(Problem description):
Turn each line of the data below into an item in a numbered list, skipping blank lines and omitting the pictures.

[Rows from a layout dataset]
━━━━━━━━━━━━━━━━━━━━━━━━━━━━━━

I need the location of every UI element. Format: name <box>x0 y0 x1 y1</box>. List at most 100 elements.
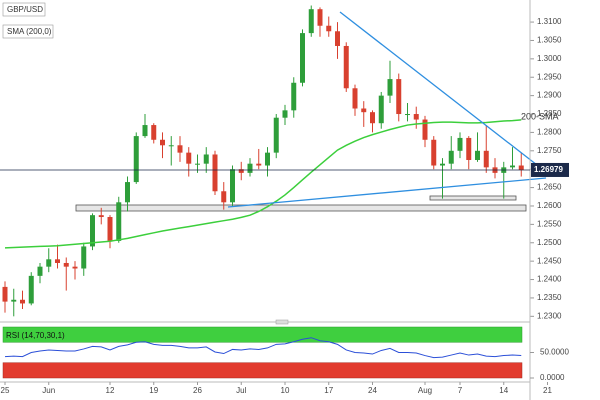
support-zone <box>75 204 527 212</box>
candle-body <box>475 150 480 160</box>
x-tick-label: 17 <box>324 386 333 395</box>
candle-body <box>46 259 52 267</box>
symbol-box[interactable] <box>2 2 46 17</box>
y-tick-label: 1.2750 <box>537 146 562 155</box>
x-tick-label: 14 <box>499 386 508 395</box>
sma-annotation: 200-SMA <box>521 111 559 121</box>
y-tick-label: 1.2600 <box>537 201 562 210</box>
candle-body <box>431 139 437 166</box>
x-tick-label: 26 <box>193 386 202 395</box>
last-price-box <box>531 162 569 177</box>
y-tick-label: 1.2950 <box>537 72 562 81</box>
candle-body <box>247 163 253 173</box>
candle-body <box>107 217 113 241</box>
candle-body <box>55 259 60 263</box>
x-tick-label: Aug <box>418 386 432 395</box>
y-tick-label: 1.2550 <box>537 219 562 228</box>
sma-line <box>4 119 522 249</box>
candle-body <box>256 163 262 166</box>
candle-body <box>212 154 218 192</box>
y-tick-label: 1.2300 <box>537 311 562 320</box>
y-tick-label: 1.2350 <box>537 293 562 302</box>
rsi-line-group <box>4 337 522 359</box>
candle-body <box>2 286 8 302</box>
candle-body <box>483 150 489 168</box>
candle-body <box>230 169 235 203</box>
x-tick-label: 21 <box>543 386 552 395</box>
candle-body <box>466 137 472 160</box>
candle-body <box>361 108 367 113</box>
candle-body <box>343 45 349 89</box>
candle-body <box>282 110 288 118</box>
y-tick-label: 1.2650 <box>537 183 562 192</box>
y-tick-label: 1.2500 <box>537 238 562 247</box>
y-tick-label: 1.2800 <box>537 128 562 137</box>
candle-body <box>90 215 95 247</box>
candle-body <box>422 119 428 140</box>
candle-body <box>81 246 87 269</box>
x-tick-label: 12 <box>106 386 115 395</box>
last-price-label: 1.26979 <box>534 165 563 174</box>
candle-body <box>457 137 463 151</box>
y-tick-label: 1.2400 <box>537 275 562 284</box>
candle-body <box>387 79 393 96</box>
candle-body <box>37 266 43 276</box>
candle-body <box>291 82 297 111</box>
overbought-band <box>2 326 523 343</box>
legend-entry: SMA (200,0) <box>7 27 52 36</box>
candle-body <box>518 165 524 170</box>
indicator-box[interactable] <box>2 24 54 39</box>
rsi-line <box>4 337 522 359</box>
candle-body <box>396 79 402 115</box>
candle-body <box>370 112 375 124</box>
resize-handle[interactable] <box>275 319 289 325</box>
candle-body <box>510 165 515 168</box>
x-tick-label: 25 <box>1 386 10 395</box>
candle-body <box>273 117 279 153</box>
candle-body <box>133 136 139 183</box>
candle-body <box>63 262 69 267</box>
rsi-tick-label: 0.0000 <box>540 373 565 382</box>
y-tick-label: 1.2850 <box>537 109 562 118</box>
oversold-band <box>2 362 523 379</box>
support-trendline <box>227 177 547 208</box>
y-tick-label: 1.3100 <box>537 17 562 26</box>
candle-body <box>326 25 332 32</box>
resistance-trendline <box>339 11 547 173</box>
rsi-name: RSI (14,70,30,1) <box>6 331 65 340</box>
candle-body <box>308 9 314 34</box>
x-tick-label: Jun <box>42 386 55 395</box>
x-tick-label: 24 <box>368 386 377 395</box>
x-tick-label: Jul <box>236 386 246 395</box>
x-tick-label: 10 <box>281 386 290 395</box>
candle-body <box>221 191 227 203</box>
candle-body <box>160 139 165 146</box>
candle-body <box>238 169 244 173</box>
candle-body <box>335 31 340 46</box>
candle-body <box>142 125 148 137</box>
candle-body <box>11 299 17 302</box>
candle-body <box>116 202 122 241</box>
support-zone <box>429 195 517 201</box>
y-tick-label: 1.2900 <box>537 91 562 100</box>
candle-body <box>352 88 358 109</box>
rsi-tick-label: 50.0000 <box>540 348 569 357</box>
candle-body <box>317 9 323 26</box>
candle-body <box>440 163 445 166</box>
symbol: GBP/USD <box>7 5 43 14</box>
candle-body <box>151 125 157 140</box>
candle-body <box>195 163 200 165</box>
candle-body <box>125 182 130 203</box>
candle-body <box>168 145 174 147</box>
x-tick-label: 19 <box>149 386 158 395</box>
candle-body <box>300 33 305 83</box>
support-zones <box>75 195 527 212</box>
y-tick-label: 1.3050 <box>537 36 562 45</box>
candle-body <box>98 215 104 218</box>
candle-body <box>186 152 192 164</box>
candle-body <box>20 299 25 304</box>
x-tick-label: 7 <box>458 386 463 395</box>
candle-body <box>448 150 454 164</box>
candle-body <box>28 275 34 304</box>
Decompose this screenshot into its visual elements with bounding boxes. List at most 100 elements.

━━━━━━━━━━━━━━━━━━━━━━━━━━━━━━

(Completed task):
1. I need the location of every UI element. Format: name <box>x0 y0 x1 y1</box>. List at most 100 elements.
2. support-zone <box>75 204 527 212</box>
3. candle-body <box>475 150 480 160</box>
4. x-tick-label: 17 <box>324 386 333 395</box>
5. candle-body <box>46 259 52 267</box>
6. symbol-box[interactable] <box>2 2 46 17</box>
7. y-tick-label: 1.2750 <box>537 146 562 155</box>
8. x-tick-label: 14 <box>499 386 508 395</box>
9. sma-annotation: 200-SMA <box>521 111 559 121</box>
10. y-tick-label: 1.2600 <box>537 201 562 210</box>
11. candle-body <box>431 139 437 166</box>
12. x-tick-label: 26 <box>193 386 202 395</box>
13. last-price-box <box>531 162 569 177</box>
14. y-tick-label: 1.2950 <box>537 72 562 81</box>
15. candle-body <box>247 163 253 173</box>
16. candle-body <box>107 217 113 241</box>
17. candle-body <box>55 259 60 263</box>
18. x-tick-label: Aug <box>418 386 432 395</box>
19. y-tick-label: 1.2550 <box>537 219 562 228</box>
20. sma-line <box>4 119 522 249</box>
21. candle-body <box>256 163 262 166</box>
22. candle-body <box>212 154 218 192</box>
23. y-tick-label: 1.2300 <box>537 311 562 320</box>
24. y-tick-label: 1.2350 <box>537 293 562 302</box>
25. rsi-line-group <box>4 337 522 359</box>
26. candle-body <box>2 286 8 302</box>
27. candle-body <box>483 150 489 168</box>
28. candle-body <box>230 169 235 203</box>
29. x-tick-label: 21 <box>543 386 552 395</box>
30. candle-body <box>466 137 472 160</box>
31. candle-body <box>361 108 367 113</box>
32. candle-body <box>343 45 349 89</box>
33. candle-body <box>282 110 288 118</box>
34. y-tick-label: 1.2650 <box>537 183 562 192</box>
35. y-tick-label: 1.2500 <box>537 238 562 247</box>
36. y-tick-label: 1.2800 <box>537 128 562 137</box>
37. candle-body <box>90 215 95 247</box>
38. candle-body <box>422 119 428 140</box>
39. candle-body <box>81 246 87 269</box>
40. x-tick-label: 12 <box>106 386 115 395</box>
41. last-price-label: 1.26979 <box>534 165 563 174</box>
42. candle-body <box>457 137 463 151</box>
43. y-tick-label: 1.2400 <box>537 275 562 284</box>
44. candle-body <box>387 79 393 96</box>
45. candle-body <box>37 266 43 276</box>
46. candle-body <box>291 82 297 111</box>
47. overbought-band <box>2 326 523 343</box>
48. legend-entry: SMA (200,0) <box>7 27 52 36</box>
49. candle-body <box>518 165 524 170</box>
50. indicator-box[interactable] <box>2 24 54 39</box>
51. rsi-line <box>4 337 522 359</box>
52. candle-body <box>396 79 402 115</box>
53. candle-body <box>370 112 375 124</box>
54. resize-handle[interactable] <box>275 319 289 325</box>
55. candle-body <box>510 165 515 168</box>
56. x-tick-label: 25 <box>1 386 10 395</box>
57. candle-body <box>273 117 279 153</box>
58. candle-body <box>133 136 139 183</box>
59. candle-body <box>63 262 69 267</box>
60. rsi-tick-label: 0.0000 <box>540 373 565 382</box>
61. y-tick-label: 1.2850 <box>537 109 562 118</box>
62. oversold-band <box>2 362 523 379</box>
63. support-trendline <box>227 177 547 208</box>
64. y-tick-label: 1.3100 <box>537 17 562 26</box>
65. candle-body <box>326 25 332 32</box>
66. resistance-trendline <box>339 11 547 173</box>
67. rsi-name: RSI (14,70,30,1) <box>6 331 65 340</box>
68. candle-body <box>308 9 314 34</box>
69. x-tick-label: Jun <box>42 386 55 395</box>
70. x-tick-label: 24 <box>368 386 377 395</box>
71. x-tick-label: Jul <box>236 386 246 395</box>
72. x-tick-label: 10 <box>281 386 290 395</box>
73. candle-body <box>221 191 227 203</box>
74. candle-body <box>160 139 165 146</box>
75. candle-body <box>238 169 244 173</box>
76. candle-body <box>335 31 340 46</box>
77. candle-body <box>142 125 148 137</box>
78. candle-body <box>11 299 17 302</box>
79. candle-body <box>116 202 122 241</box>
80. support-zone <box>429 195 517 201</box>
81. y-tick-label: 1.2900 <box>537 91 562 100</box>
82. candle-body <box>352 88 358 109</box>
83. rsi-tick-label: 50.0000 <box>540 348 569 357</box>
84. candle-body <box>317 9 323 26</box>
85. candle-body <box>440 163 445 166</box>
86. symbol: GBP/USD <box>7 5 43 14</box>
87. candle-body <box>151 125 157 140</box>
88. candle-body <box>195 163 200 165</box>
89. candle-body <box>125 182 130 203</box>
90. candle-body <box>168 145 174 147</box>
91. x-tick-label: 19 <box>149 386 158 395</box>
92. candle-body <box>300 33 305 83</box>
93. support-zones <box>75 195 527 212</box>
94. y-tick-label: 1.3050 <box>537 36 562 45</box>
95. candle-body <box>98 215 104 218</box>
96. candle-body <box>186 152 192 164</box>
97. candle-body <box>20 299 25 304</box>
98. x-tick-label: 7 <box>458 386 463 395</box>
99. candle-body <box>448 150 454 164</box>
100. candle-body <box>28 275 34 304</box>
101. Decompose this screenshot into its visual elements with bounding boxes. List at most 100 elements.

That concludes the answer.